Your task is to copy every record exactly.

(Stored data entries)
** START **
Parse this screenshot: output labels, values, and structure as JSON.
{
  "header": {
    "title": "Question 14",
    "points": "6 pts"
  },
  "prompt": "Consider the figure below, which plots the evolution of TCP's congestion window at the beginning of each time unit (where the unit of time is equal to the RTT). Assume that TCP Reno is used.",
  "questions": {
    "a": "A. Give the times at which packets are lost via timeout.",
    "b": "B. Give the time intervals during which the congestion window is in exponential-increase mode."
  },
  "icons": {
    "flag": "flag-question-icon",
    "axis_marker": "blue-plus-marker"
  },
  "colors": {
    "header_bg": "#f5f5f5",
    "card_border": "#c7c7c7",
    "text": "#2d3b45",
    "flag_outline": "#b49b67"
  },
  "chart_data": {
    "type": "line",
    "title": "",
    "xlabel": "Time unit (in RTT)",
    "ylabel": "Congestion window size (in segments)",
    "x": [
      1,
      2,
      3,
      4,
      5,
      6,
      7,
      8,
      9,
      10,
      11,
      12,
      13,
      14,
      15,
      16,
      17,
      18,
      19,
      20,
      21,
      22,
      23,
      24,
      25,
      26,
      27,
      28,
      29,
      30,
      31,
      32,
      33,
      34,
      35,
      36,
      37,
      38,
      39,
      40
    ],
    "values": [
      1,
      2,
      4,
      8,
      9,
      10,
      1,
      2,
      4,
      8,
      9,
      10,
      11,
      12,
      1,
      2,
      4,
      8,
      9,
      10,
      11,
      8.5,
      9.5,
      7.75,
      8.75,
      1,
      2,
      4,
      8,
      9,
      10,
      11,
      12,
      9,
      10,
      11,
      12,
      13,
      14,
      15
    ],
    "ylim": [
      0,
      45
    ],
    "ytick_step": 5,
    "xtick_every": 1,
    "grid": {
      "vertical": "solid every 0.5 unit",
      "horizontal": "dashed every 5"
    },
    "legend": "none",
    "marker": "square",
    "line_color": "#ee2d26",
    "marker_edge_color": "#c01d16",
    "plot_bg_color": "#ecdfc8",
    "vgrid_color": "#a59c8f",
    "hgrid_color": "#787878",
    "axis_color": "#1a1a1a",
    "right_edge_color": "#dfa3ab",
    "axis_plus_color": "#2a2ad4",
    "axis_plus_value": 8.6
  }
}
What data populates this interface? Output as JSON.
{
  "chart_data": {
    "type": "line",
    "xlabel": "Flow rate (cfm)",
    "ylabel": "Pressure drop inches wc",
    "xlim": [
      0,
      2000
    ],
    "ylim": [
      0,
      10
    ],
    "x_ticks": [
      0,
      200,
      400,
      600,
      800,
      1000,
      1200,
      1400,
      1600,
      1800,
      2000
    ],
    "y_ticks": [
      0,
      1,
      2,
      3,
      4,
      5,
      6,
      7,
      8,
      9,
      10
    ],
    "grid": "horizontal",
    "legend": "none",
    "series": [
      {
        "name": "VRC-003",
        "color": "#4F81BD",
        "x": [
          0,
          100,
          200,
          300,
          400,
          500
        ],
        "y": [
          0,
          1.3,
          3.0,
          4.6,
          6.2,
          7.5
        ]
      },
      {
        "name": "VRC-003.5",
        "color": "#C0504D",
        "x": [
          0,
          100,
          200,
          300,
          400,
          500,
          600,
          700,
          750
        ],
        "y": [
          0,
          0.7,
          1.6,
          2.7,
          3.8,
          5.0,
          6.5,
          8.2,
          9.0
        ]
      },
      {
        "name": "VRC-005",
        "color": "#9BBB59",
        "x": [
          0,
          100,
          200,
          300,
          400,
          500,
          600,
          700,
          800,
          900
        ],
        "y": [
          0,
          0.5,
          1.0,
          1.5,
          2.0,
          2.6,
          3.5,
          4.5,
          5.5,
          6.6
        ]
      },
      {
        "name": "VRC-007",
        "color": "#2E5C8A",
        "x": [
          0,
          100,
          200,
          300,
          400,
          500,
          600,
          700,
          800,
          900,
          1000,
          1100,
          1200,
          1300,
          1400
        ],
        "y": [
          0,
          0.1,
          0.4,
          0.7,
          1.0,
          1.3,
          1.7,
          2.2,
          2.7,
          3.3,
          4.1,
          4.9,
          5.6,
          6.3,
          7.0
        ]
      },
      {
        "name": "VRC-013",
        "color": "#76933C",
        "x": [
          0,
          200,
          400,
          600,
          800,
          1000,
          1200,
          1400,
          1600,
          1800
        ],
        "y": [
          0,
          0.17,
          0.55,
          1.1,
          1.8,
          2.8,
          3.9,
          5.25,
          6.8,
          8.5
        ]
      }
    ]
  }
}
** END **
» The reply:
Parse this screenshot: output labels, values, and structure as JSON.
{
  "header": {
    "title": "Question 14",
    "points": "6 pts"
  },
  "prompt": "Consider the figure below, which plots the evolution of TCP's congestion window at the beginning of each time unit (where the unit of time is equal to the RTT). Assume that TCP Reno is used.",
  "questions": {
    "a": "A. Give the times at which packets are lost via timeout.",
    "b": "B. Give the time intervals during which the congestion window is in exponential-increase mode."
  },
  "icons": {
    "flag": "flag-question-icon",
    "axis_marker": "blue-plus-marker"
  },
  "colors": {
    "header_bg": "#f5f5f5",
    "card_border": "#c7c7c7",
    "text": "#2d3b45",
    "flag_outline": "#b49b67"
  },
  "chart_data": {
    "type": "line",
    "title": "",
    "xlabel": "Time unit (in RTT)",
    "ylabel": "Congestion window size (in segments)",
    "x": [
      1,
      2,
      3,
      4,
      5,
      6,
      7,
      8,
      9,
      10,
      11,
      12,
      13,
      14,
      15,
      16,
      17,
      18,
      19,
      20,
      21,
      22,
      23,
      24,
      25,
      26,
      27,
      28,
      29,
      30,
      31,
      32,
      33,
      34,
      35,
      36,
      37,
      38,
      39,
      40
    ],
    "values": [
      1,
      2,
      4,
      8,
      9,
      10,
      1,
      2,
      4,
      8,
      9,
      10,
      11,
      12,
      1,
      2,
      4,
      8,
      9,
      10,
      11,
      8.5,
      9.5,
      7.75,
      8.75,
      1,
      2,
      4,
      8,
      9,
      10,
      11,
      12,
      9,
      10,
      11,
      12,
      13,
      14,
      15
    ],
    "ylim": [
      0,
      45
    ],
    "ytick_step": 5,
    "xtick_every": 1,
    "grid": {
      "vertical": "solid every 0.5 unit",
      "horizontal": "dashed every 5"
    },
    "legend": "none",
    "marker": "square",
    "line_color": "#ee2d26",
    "marker_edge_color": "#c01d16",
    "plot_bg_color": "#ecdfc8",
    "vgrid_color": "#a59c8f",
    "hgrid_color": "#787878",
    "axis_color": "#1a1a1a",
    "right_edge_color": "#dfa3ab",
    "axis_plus_color": "#2a2ad4",
    "axis_plus_value": 8.6
  }
}
What data populates this interface? Output as JSON.
{
  "chart_data": {
    "type": "line",
    "xlabel": "Flow rate (cfm)",
    "ylabel": "Pressure drop inches wc",
    "xlim": [
      0,
      2000
    ],
    "ylim": [
      0,
      10
    ],
    "x_ticks": [
      0,
      200,
      400,
      600,
      800,
      1000,
      1200,
      1400,
      1600,
      1800,
      2000
    ],
    "y_ticks": [
      0,
      1,
      2,
      3,
      4,
      5,
      6,
      7,
      8,
      9,
      10
    ],
    "grid": "horizontal",
    "legend": "none",
    "series": [
      {
        "name": "VRC-003",
        "color": "#4F81BD",
        "x": [
          0,
          100,
          200,
          300,
          400,
          500
        ],
        "y": [
          0,
          1.3,
          3.0,
          4.6,
          6.2,
          7.5
        ]
      },
      {
        "name": "VRC-003.5",
        "color": "#C0504D",
        "x": [
          0,
          100,
          200,
          300,
          400,
          500,
          600,
          700,
          750
        ],
        "y": [
          0,
          0.7,
          1.6,
          2.7,
          3.8,
          5.0,
          6.5,
          8.2,
          9.0
        ]
      },
      {
        "name": "VRC-005",
        "color": "#9BBB59",
        "x": [
          0,
          100,
          200,
          300,
          400,
          500,
          600,
          700,
          800,
          900
        ],
        "y": [
          0,
          0.5,
          1.0,
          1.5,
          2.0,
          2.6,
          3.5,
          4.5,
          5.5,
          6.6
        ]
      },
      {
        "name": "VRC-007",
        "color": "#2E5C8A",
        "x": [
          0,
          100,
          200,
          300,
          400,
          500,
          600,
          700,
          800,
          900,
          1000,
          1100,
          1200,
          1300,
          1400
        ],
        "y": [
          0,
          0.1,
          0.4,
          0.7,
          1.0,
          1.3,
          1.7,
          2.2,
          2.7,
          3.3,
          4.1,
          4.9,
          5.6,
          6.3,
          7.0
        ]
      },
      {
        "name": "VRC-013",
        "color": "#76933C",
        "x": [
          0,
          200,
          400,
          600,
          800,
          1000,
          1200,
          1400,
          1600,
          1800
        ],
        "y": [
          0,
          0.17,
          0.55,
          1.1,
          1.8,
          2.8,
          3.9,
          5.25,
          6.8,
          8.5
        ]
      }
    ]
  }
}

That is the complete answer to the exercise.